***** Trecho fornecido

Na passagem dos 60 anos de Brasília gostaria de evocar a maneira como os dois maiores cronistas brasileiros, Nelson Rodrigues e Rubem Braga, viram a inauguração da nova capital do país. É um duelo de titãs, embora nenhum dos dois se referisse ao outro de maneira explícita ou velada. No Fla-Flu da polêmica sobre a transferência da capital do Rio de Janeiro para Brasília, Nelson era a favor e Braga, contra. Nelson veio a Brasília em um comboio de três ônibus do Cpor (Centro de Oficiais da Reserva), acompanhado pelo filho mais velho, Jofre, para sentir toda a dimensão épica da nova capital: "Que experiência densa, apaixonante, viajar, não num jato, mas em três carroças encantadas", escreveu o dramaturgo. Enquanto isso, Braga passou a noite de 21 de abril de 1960 em uma boate com os amigos.
Só o título da crônica que Nelson publicou no Correio da Manhã seria suficiente para lavar a alma dos brasilienses. Para ele, Brasília era "A derrota dos cretinos". Com velocidade de instinto, o nosso profeta do óbvio embarcou no clima da nova capital, comeu poeira nas estradas, captou alma brasiliana daqueles tempos heroicos e se tornou um candango da cabeça aos sapatos. Braga era contra Brasília, mas o alvo preferencial era Carlos Drummond de Andrade, que escreveu crônica sobre a poeira da capital, que deixava roupa e alma com uma cor avermelhada: "O que se esconde, ou melhor, o que não se esconde atrás dessa alergia ao pó é o sonho de uma confortabilíssima honestidade em Copacabana, sem risco, sem atropelo e com imaculado asseio físico. Todos nós, inclusive o poeta, deveríamos nos encharcar do pó do Planalto Central; o pó que curou a alma de Otto Lara Resende.
O desenho e a plasticidade de Brasília provocaram o mais fundo espanto em Nelson e ela a alçaria à condição de mais bela cidade do mundo: "Eu sei que para os inimigos de Brasília, a beleza passou a ser uma indignidade. Diante do belo, rosnam: 'Fascismo, fascismo'. E, no entanto, o paralelepípedo mais analfabeto haveria de chorar lágrimas de esguicho ante a beleza de Brasília".
Braga esnobava Brasília, nunca economizou veneno contra a nova capital em suas crônicas: "Um túnel ou um viaduto leva anos para ser construído no Rio, qualquer obra se arrasta miseravelmente por falta de verba - e vamos uma cidade nos confins do Judas". Disse, também de maneira malévola e falsa: "Uma criança nascida em Brasília que não sair de lá morrerá sem ver andorinhas, triste sina". Todos nós somos testemunhas das revoadas de andorinhas por vários pontos da cidade.
Mas, ele sentiu o baque quando a capital foi inaugurada. Em crônica publicada na revista Manchete, ele narra o clima de desolação com amigos em uma boate do Rio de Janeiro, com aquele toque inconfundível de lirismo desencantado. Entrou na boate com uma lua federal no céu; saiu com uma lua estadual.
Acompanhemos a narrativa de Braga: "Saímos. E há uma surpresa bonita na noite azul: a lua minguante nasceu, e está suspensa, em sua pureza de prata, sobre as ondas. Está linda. Pode ser uma lua estadual, mas está linda. A província tem suas coisas - pensamos levemente consolados, perante o mar".

**********
***** Listagem

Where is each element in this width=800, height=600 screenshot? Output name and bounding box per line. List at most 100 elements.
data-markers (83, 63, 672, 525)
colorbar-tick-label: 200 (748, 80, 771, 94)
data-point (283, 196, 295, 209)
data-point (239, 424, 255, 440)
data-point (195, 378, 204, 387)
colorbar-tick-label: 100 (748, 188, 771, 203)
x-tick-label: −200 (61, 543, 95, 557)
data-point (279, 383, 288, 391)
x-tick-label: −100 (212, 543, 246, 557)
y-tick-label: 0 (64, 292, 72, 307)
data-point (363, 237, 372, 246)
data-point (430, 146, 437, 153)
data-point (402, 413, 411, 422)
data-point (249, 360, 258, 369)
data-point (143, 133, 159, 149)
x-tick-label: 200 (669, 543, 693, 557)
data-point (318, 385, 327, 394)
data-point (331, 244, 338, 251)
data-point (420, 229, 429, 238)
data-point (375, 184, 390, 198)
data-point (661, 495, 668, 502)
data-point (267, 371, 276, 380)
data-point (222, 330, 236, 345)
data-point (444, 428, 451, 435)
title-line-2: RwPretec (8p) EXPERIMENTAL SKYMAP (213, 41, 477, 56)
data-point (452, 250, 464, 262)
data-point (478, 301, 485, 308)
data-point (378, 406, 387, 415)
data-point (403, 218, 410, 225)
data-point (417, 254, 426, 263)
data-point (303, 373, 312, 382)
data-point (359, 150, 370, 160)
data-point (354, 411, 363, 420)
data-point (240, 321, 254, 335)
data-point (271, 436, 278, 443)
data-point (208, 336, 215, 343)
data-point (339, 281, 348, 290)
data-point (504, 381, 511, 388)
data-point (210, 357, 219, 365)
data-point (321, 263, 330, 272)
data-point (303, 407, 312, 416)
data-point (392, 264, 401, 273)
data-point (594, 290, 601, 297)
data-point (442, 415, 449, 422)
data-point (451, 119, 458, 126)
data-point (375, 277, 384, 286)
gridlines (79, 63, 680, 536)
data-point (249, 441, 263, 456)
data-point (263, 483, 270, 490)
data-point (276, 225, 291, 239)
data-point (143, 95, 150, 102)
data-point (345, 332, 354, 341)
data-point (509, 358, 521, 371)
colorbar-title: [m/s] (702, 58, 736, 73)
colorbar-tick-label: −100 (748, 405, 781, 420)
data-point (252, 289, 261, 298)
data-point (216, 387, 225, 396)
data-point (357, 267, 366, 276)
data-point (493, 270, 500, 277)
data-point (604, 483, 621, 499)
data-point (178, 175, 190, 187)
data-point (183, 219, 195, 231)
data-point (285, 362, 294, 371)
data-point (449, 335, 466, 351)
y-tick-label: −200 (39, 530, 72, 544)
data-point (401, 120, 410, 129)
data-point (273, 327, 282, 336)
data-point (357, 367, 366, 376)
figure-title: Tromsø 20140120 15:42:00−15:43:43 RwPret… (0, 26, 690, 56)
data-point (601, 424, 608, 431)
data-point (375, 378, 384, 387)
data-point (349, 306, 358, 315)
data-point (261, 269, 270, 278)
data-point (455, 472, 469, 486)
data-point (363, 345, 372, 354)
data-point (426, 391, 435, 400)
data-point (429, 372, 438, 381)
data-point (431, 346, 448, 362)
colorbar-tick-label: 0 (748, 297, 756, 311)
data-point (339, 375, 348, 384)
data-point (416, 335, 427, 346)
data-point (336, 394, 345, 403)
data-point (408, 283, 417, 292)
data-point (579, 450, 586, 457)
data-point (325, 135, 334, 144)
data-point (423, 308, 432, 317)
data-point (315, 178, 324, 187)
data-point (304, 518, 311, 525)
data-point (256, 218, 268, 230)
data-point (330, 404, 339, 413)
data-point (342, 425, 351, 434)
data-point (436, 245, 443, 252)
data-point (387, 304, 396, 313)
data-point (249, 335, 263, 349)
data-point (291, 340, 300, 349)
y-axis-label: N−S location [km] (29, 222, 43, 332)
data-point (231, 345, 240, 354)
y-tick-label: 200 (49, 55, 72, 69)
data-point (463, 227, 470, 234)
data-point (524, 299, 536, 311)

**********

Desafios
• a. Transcreva, do trecho sobre a inauguração de Brasília, tudo o que vai de "Braga esnobava Brasília, nunca" até "uma lua estadual.", sem qualquer alteração.
• b. Extraia dos registros, sem alterações, tudo o que vai do início deles até a linha que contém "data-point (318, 385, 327, 394)", incluindo esta.

Conjunto de respostas
• a.
Braga esnobava Brasília, nunca economizou veneno contra a nova capital em suas crônicas: "Um túnel ou um viaduto leva anos para ser construído no Rio, qualquer obra se arrasta miseravelmente por falta de verba - e vamos uma cidade nos confins do Judas". Disse, também de maneira malévola e falsa: "Uma criança nascida em Brasília que não sair de lá morrerá sem ver andorinhas, triste sina". Todos nós somos testemunhas das revoadas de andorinhas por vários pontos da cidade.
Mas, ele sentiu o baque quando a capital foi inaugurada. Em crônica publicada na revista Manchete, ele narra o clima de desolação com amigos em uma boate do Rio de Janeiro, com aquele toque inconfundível de lirismo desencantado. Entrou na boate com uma lua federal no céu; saiu com uma lua estadual.

• b.
Where is each element in this width=800, height=600 screenshot? Output name and bounding box per line. List at most 100 elements.
data-markers (83, 63, 672, 525)
colorbar-tick-label: 200 (748, 80, 771, 94)
data-point (283, 196, 295, 209)
data-point (239, 424, 255, 440)
data-point (195, 378, 204, 387)
colorbar-tick-label: 100 (748, 188, 771, 203)
x-tick-label: −200 (61, 543, 95, 557)
data-point (279, 383, 288, 391)
x-tick-label: −100 (212, 543, 246, 557)
y-tick-label: 0 (64, 292, 72, 307)
data-point (363, 237, 372, 246)
data-point (430, 146, 437, 153)
data-point (402, 413, 411, 422)
data-point (249, 360, 258, 369)
data-point (143, 133, 159, 149)
x-tick-label: 200 (669, 543, 693, 557)
data-point (318, 385, 327, 394)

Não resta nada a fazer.